* _Exercise details_
Pictures aside, repeat every entry exactly.
┄┄┄┄┄┄┄┄┄┄
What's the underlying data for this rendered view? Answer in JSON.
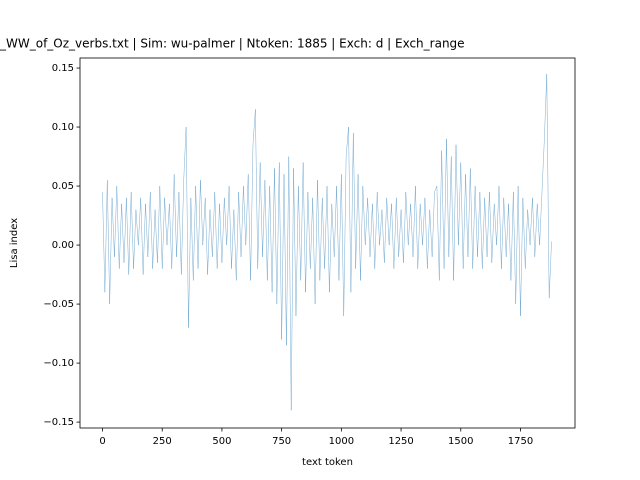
{
  "chart_data": {
    "type": "line",
    "title": "_WW_of_Oz_verbs.txt | Sim: wu-palmer | Ntoken: 1885 | Exch: d | Exch_range",
    "xlabel": "text token",
    "ylabel": "Lisa index",
    "x": [
      0,
      10,
      20,
      30,
      40,
      50,
      60,
      70,
      80,
      90,
      100,
      110,
      120,
      130,
      140,
      150,
      160,
      170,
      180,
      190,
      200,
      210,
      220,
      230,
      240,
      250,
      260,
      270,
      280,
      290,
      300,
      310,
      320,
      330,
      340,
      350,
      360,
      370,
      380,
      390,
      400,
      410,
      420,
      430,
      440,
      450,
      460,
      470,
      480,
      490,
      500,
      510,
      520,
      530,
      540,
      550,
      560,
      570,
      580,
      590,
      600,
      610,
      620,
      630,
      640,
      650,
      660,
      670,
      680,
      690,
      700,
      710,
      720,
      730,
      740,
      750,
      760,
      770,
      780,
      790,
      800,
      810,
      820,
      830,
      840,
      850,
      860,
      870,
      880,
      890,
      900,
      910,
      920,
      930,
      940,
      950,
      960,
      970,
      980,
      990,
      1000,
      1010,
      1020,
      1030,
      1040,
      1050,
      1060,
      1070,
      1080,
      1090,
      1100,
      1110,
      1120,
      1130,
      1140,
      1150,
      1160,
      1170,
      1180,
      1190,
      1200,
      1210,
      1220,
      1230,
      1240,
      1250,
      1260,
      1270,
      1280,
      1290,
      1300,
      1310,
      1320,
      1330,
      1340,
      1350,
      1360,
      1370,
      1380,
      1390,
      1400,
      1410,
      1420,
      1430,
      1440,
      1450,
      1460,
      1470,
      1480,
      1490,
      1500,
      1510,
      1520,
      1530,
      1540,
      1550,
      1560,
      1570,
      1580,
      1590,
      1600,
      1610,
      1620,
      1630,
      1640,
      1650,
      1660,
      1670,
      1680,
      1690,
      1700,
      1710,
      1720,
      1730,
      1740,
      1750,
      1760,
      1770,
      1780,
      1790,
      1800,
      1810,
      1820,
      1830,
      1840,
      1850,
      1860,
      1870,
      1880
    ],
    "values": [
      0.045,
      -0.04,
      0.055,
      -0.05,
      0.04,
      -0.01,
      0.05,
      -0.02,
      0.035,
      -0.015,
      0.04,
      -0.025,
      0.045,
      -0.02,
      0.03,
      0.0,
      0.04,
      -0.025,
      0.035,
      -0.01,
      0.045,
      -0.02,
      0.03,
      -0.015,
      0.05,
      -0.02,
      0.04,
      0.0,
      0.035,
      -0.02,
      0.06,
      -0.01,
      0.045,
      -0.025,
      0.055,
      0.1,
      -0.07,
      0.04,
      -0.03,
      0.05,
      -0.02,
      0.055,
      0.0,
      0.04,
      -0.025,
      0.03,
      -0.01,
      0.045,
      -0.02,
      0.035,
      -0.015,
      0.04,
      0.0,
      0.05,
      -0.02,
      0.03,
      -0.03,
      0.045,
      -0.01,
      0.05,
      0.0,
      0.06,
      -0.03,
      0.085,
      0.115,
      -0.02,
      0.07,
      -0.01,
      0.055,
      -0.03,
      0.05,
      -0.04,
      0.065,
      -0.05,
      0.07,
      -0.08,
      0.06,
      -0.085,
      0.075,
      -0.14,
      0.065,
      -0.06,
      0.05,
      -0.03,
      0.07,
      -0.04,
      0.045,
      -0.02,
      0.04,
      -0.05,
      0.055,
      -0.03,
      0.04,
      -0.02,
      0.05,
      -0.04,
      0.035,
      -0.01,
      0.05,
      -0.03,
      0.06,
      -0.06,
      0.075,
      0.1,
      -0.04,
      0.095,
      -0.02,
      0.06,
      -0.03,
      0.05,
      0.0,
      0.04,
      -0.01,
      0.035,
      -0.02,
      0.045,
      0.0,
      0.03,
      -0.015,
      0.04,
      0.0,
      0.035,
      -0.02,
      0.04,
      -0.01,
      0.03,
      -0.015,
      0.045,
      0.0,
      0.035,
      -0.01,
      0.05,
      -0.02,
      0.035,
      0.0,
      0.04,
      -0.02,
      0.03,
      -0.01,
      0.045,
      0.05,
      -0.03,
      0.08,
      -0.02,
      0.09,
      -0.01,
      0.075,
      -0.03,
      0.085,
      0.0,
      0.07,
      -0.02,
      0.06,
      -0.01,
      0.065,
      -0.02,
      0.05,
      -0.01,
      0.045,
      -0.02,
      0.04,
      -0.01,
      0.045,
      -0.015,
      0.035,
      0.0,
      0.05,
      -0.02,
      0.04,
      -0.01,
      0.035,
      -0.03,
      0.045,
      -0.05,
      0.05,
      -0.06,
      0.04,
      -0.02,
      0.03,
      0.0,
      0.04,
      -0.01,
      0.035,
      0.0,
      0.045,
      0.09,
      0.145,
      -0.045,
      0.003
    ],
    "color": "#1f77b4",
    "xlim": [
      -94.2,
      1978.2
    ],
    "xticks": [
      0,
      250,
      500,
      750,
      1000,
      1250,
      1500,
      1750
    ],
    "ylim": [
      -0.155,
      0.1585
    ],
    "yticks": [
      {
        "value": -0.15,
        "label": "−0.15"
      },
      {
        "value": -0.1,
        "label": "−0.10"
      },
      {
        "value": -0.05,
        "label": "−0.05"
      },
      {
        "value": 0,
        "label": "0.00"
      },
      0.05,
      {
        "value": 0.1,
        "label": "0.10"
      },
      0.15
    ]
  }
}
┄┄┄┄┄┄┄┄┄┄
* _Task response_
What's the underlying data for this rendered view? Answer in JSON.
{
  "chart_data": {
    "type": "line",
    "title": "_WW_of_Oz_verbs.txt | Sim: wu-palmer | Ntoken: 1885 | Exch: d | Exch_range",
    "xlabel": "text token",
    "ylabel": "Lisa index",
    "x": [
      0,
      10,
      20,
      30,
      40,
      50,
      60,
      70,
      80,
      90,
      100,
      110,
      120,
      130,
      140,
      150,
      160,
      170,
      180,
      190,
      200,
      210,
      220,
      230,
      240,
      250,
      260,
      270,
      280,
      290,
      300,
      310,
      320,
      330,
      340,
      350,
      360,
      370,
      380,
      390,
      400,
      410,
      420,
      430,
      440,
      450,
      460,
      470,
      480,
      490,
      500,
      510,
      520,
      530,
      540,
      550,
      560,
      570,
      580,
      590,
      600,
      610,
      620,
      630,
      640,
      650,
      660,
      670,
      680,
      690,
      700,
      710,
      720,
      730,
      740,
      750,
      760,
      770,
      780,
      790,
      800,
      810,
      820,
      830,
      840,
      850,
      860,
      870,
      880,
      890,
      900,
      910,
      920,
      930,
      940,
      950,
      960,
      970,
      980,
      990,
      1000,
      1010,
      1020,
      1030,
      1040,
      1050,
      1060,
      1070,
      1080,
      1090,
      1100,
      1110,
      1120,
      1130,
      1140,
      1150,
      1160,
      1170,
      1180,
      1190,
      1200,
      1210,
      1220,
      1230,
      1240,
      1250,
      1260,
      1270,
      1280,
      1290,
      1300,
      1310,
      1320,
      1330,
      1340,
      1350,
      1360,
      1370,
      1380,
      1390,
      1400,
      1410,
      1420,
      1430,
      1440,
      1450,
      1460,
      1470,
      1480,
      1490,
      1500,
      1510,
      1520,
      1530,
      1540,
      1550,
      1560,
      1570,
      1580,
      1590,
      1600,
      1610,
      1620,
      1630,
      1640,
      1650,
      1660,
      1670,
      1680,
      1690,
      1700,
      1710,
      1720,
      1730,
      1740,
      1750,
      1760,
      1770,
      1780,
      1790,
      1800,
      1810,
      1820,
      1830,
      1840,
      1850,
      1860,
      1870,
      1880
    ],
    "values": [
      0.045,
      -0.04,
      0.055,
      -0.05,
      0.04,
      -0.01,
      0.05,
      -0.02,
      0.035,
      -0.015,
      0.04,
      -0.025,
      0.045,
      -0.02,
      0.03,
      0.0,
      0.04,
      -0.025,
      0.035,
      -0.01,
      0.045,
      -0.02,
      0.03,
      -0.015,
      0.05,
      -0.02,
      0.04,
      0.0,
      0.035,
      -0.02,
      0.06,
      -0.01,
      0.045,
      -0.025,
      0.055,
      0.1,
      -0.07,
      0.04,
      -0.03,
      0.05,
      -0.02,
      0.055,
      0.0,
      0.04,
      -0.025,
      0.03,
      -0.01,
      0.045,
      -0.02,
      0.035,
      -0.015,
      0.04,
      0.0,
      0.05,
      -0.02,
      0.03,
      -0.03,
      0.045,
      -0.01,
      0.05,
      0.0,
      0.06,
      -0.03,
      0.085,
      0.115,
      -0.02,
      0.07,
      -0.01,
      0.055,
      -0.03,
      0.05,
      -0.04,
      0.065,
      -0.05,
      0.07,
      -0.08,
      0.06,
      -0.085,
      0.075,
      -0.14,
      0.065,
      -0.06,
      0.05,
      -0.03,
      0.07,
      -0.04,
      0.045,
      -0.02,
      0.04,
      -0.05,
      0.055,
      -0.03,
      0.04,
      -0.02,
      0.05,
      -0.04,
      0.035,
      -0.01,
      0.05,
      -0.03,
      0.06,
      -0.06,
      0.075,
      0.1,
      -0.04,
      0.095,
      -0.02,
      0.06,
      -0.03,
      0.05,
      0.0,
      0.04,
      -0.01,
      0.035,
      -0.02,
      0.045,
      0.0,
      0.03,
      -0.015,
      0.04,
      0.0,
      0.035,
      -0.02,
      0.04,
      -0.01,
      0.03,
      -0.015,
      0.045,
      0.0,
      0.035,
      -0.01,
      0.05,
      -0.02,
      0.035,
      0.0,
      0.04,
      -0.02,
      0.03,
      -0.01,
      0.045,
      0.05,
      -0.03,
      0.08,
      -0.02,
      0.09,
      -0.01,
      0.075,
      -0.03,
      0.085,
      0.0,
      0.07,
      -0.02,
      0.06,
      -0.01,
      0.065,
      -0.02,
      0.05,
      -0.01,
      0.045,
      -0.02,
      0.04,
      -0.01,
      0.045,
      -0.015,
      0.035,
      0.0,
      0.05,
      -0.02,
      0.04,
      -0.01,
      0.035,
      -0.03,
      0.045,
      -0.05,
      0.05,
      -0.06,
      0.04,
      -0.02,
      0.03,
      0.0,
      0.04,
      -0.01,
      0.035,
      0.0,
      0.045,
      0.09,
      0.145,
      -0.045,
      0.003
    ],
    "color": "#1f77b4",
    "xlim": [
      -94.2,
      1978.2
    ],
    "xticks": [
      0,
      250,
      500,
      750,
      1000,
      1250,
      1500,
      1750
    ],
    "ylim": [
      -0.155,
      0.1585
    ],
    "yticks": [
      {
        "value": -0.15,
        "label": "−0.15"
      },
      {
        "value": -0.1,
        "label": "−0.10"
      },
      {
        "value": -0.05,
        "label": "−0.05"
      },
      {
        "value": 0,
        "label": "0.00"
      },
      0.05,
      {
        "value": 0.1,
        "label": "0.10"
      },
      0.15
    ]
  }
}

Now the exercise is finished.